:: Records for the task
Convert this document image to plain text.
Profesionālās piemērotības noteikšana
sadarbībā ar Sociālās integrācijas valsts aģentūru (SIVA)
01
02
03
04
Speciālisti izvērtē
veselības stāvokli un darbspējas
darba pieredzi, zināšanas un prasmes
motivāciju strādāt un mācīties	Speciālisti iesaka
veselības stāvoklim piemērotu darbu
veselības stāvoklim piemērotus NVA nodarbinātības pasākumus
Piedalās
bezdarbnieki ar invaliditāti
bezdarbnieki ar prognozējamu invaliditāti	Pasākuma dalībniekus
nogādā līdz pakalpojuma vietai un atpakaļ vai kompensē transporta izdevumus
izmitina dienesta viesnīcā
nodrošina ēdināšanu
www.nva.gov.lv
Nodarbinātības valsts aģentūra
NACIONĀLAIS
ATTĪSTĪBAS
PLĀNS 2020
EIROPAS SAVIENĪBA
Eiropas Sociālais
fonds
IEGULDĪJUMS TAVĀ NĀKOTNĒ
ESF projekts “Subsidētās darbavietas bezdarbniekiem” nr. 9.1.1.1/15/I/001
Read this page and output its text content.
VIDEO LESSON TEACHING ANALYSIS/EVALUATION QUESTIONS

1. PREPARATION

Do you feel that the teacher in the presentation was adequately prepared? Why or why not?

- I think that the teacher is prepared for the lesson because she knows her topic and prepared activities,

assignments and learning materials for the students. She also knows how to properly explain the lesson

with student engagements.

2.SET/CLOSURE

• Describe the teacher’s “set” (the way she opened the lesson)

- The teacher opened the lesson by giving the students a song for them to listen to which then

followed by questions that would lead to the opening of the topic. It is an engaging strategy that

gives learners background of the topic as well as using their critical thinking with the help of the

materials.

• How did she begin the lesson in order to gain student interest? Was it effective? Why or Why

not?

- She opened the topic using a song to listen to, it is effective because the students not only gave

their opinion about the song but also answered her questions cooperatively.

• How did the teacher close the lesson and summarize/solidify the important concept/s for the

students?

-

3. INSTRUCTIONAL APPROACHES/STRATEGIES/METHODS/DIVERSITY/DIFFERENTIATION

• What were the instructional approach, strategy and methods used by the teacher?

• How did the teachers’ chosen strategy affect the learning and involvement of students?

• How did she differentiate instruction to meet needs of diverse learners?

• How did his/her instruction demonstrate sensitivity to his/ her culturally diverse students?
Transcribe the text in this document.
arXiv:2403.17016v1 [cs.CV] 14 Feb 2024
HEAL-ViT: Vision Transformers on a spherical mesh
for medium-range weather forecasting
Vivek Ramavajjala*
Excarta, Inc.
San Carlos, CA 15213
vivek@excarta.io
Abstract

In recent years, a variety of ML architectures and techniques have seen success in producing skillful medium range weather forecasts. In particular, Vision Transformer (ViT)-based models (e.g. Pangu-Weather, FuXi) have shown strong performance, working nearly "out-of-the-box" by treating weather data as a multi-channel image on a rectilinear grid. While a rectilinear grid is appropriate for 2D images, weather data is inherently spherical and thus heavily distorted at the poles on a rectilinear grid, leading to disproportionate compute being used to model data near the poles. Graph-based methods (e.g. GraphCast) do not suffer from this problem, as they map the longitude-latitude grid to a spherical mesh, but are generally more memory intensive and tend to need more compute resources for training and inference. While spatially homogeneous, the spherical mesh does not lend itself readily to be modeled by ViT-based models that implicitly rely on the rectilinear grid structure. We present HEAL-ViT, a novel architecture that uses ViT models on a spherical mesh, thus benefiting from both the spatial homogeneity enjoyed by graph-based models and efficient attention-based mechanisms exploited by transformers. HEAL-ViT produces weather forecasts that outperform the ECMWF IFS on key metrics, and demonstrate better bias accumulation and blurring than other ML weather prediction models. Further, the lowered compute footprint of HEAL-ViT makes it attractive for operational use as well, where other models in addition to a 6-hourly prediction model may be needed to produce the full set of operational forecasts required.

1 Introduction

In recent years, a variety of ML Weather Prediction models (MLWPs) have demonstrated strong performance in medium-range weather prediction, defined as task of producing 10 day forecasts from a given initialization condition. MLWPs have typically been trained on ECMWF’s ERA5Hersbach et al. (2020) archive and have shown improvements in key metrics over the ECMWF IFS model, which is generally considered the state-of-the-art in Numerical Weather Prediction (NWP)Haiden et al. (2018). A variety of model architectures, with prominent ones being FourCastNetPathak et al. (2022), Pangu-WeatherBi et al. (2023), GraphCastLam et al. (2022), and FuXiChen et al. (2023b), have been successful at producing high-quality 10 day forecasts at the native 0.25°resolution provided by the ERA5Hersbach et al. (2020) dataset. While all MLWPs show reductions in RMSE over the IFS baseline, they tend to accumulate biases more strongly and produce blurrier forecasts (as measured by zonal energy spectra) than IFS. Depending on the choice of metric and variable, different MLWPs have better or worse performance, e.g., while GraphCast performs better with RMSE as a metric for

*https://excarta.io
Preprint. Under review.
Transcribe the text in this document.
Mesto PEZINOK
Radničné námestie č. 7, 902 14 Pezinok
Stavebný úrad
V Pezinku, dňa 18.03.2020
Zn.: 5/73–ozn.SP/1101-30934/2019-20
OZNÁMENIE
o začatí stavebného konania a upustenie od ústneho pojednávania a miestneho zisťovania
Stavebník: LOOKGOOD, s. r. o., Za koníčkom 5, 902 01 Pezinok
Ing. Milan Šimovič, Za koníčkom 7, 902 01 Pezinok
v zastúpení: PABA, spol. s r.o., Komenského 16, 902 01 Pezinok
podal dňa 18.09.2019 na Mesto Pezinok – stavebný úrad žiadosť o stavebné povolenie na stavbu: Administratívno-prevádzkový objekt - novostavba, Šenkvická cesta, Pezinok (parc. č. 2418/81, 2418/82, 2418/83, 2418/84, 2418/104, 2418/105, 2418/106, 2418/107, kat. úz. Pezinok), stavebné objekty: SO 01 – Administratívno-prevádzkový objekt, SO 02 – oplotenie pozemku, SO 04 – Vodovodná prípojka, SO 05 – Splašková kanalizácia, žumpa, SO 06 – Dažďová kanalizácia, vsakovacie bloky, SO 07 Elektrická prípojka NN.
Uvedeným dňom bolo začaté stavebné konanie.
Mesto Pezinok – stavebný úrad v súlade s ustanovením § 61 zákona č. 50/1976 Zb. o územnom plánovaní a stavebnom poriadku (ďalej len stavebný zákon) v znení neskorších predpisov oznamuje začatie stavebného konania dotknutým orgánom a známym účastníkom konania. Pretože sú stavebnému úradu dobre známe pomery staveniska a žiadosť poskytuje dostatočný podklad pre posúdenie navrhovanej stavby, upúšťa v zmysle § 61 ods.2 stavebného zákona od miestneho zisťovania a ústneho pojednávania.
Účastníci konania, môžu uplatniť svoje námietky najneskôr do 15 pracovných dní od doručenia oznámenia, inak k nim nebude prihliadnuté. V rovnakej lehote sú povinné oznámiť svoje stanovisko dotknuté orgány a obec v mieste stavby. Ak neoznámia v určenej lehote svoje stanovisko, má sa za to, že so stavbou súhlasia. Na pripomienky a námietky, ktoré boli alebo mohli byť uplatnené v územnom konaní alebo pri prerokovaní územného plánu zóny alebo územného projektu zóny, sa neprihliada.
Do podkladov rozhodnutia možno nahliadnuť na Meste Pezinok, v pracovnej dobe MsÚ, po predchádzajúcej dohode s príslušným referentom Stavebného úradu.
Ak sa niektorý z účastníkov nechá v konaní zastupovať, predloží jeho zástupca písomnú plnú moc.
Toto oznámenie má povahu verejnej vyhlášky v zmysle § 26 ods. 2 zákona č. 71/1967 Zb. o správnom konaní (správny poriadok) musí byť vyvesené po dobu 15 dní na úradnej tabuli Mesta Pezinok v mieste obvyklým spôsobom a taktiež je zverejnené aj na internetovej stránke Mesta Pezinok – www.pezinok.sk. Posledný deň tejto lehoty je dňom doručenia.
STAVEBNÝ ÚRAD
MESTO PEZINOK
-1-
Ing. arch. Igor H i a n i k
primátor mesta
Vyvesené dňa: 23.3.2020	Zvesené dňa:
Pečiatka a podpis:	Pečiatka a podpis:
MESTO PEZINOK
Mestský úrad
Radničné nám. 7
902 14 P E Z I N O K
::::
The task >> What count of lines in the listing contain the word "also"? Reply with the number only.

Problem solution >> 2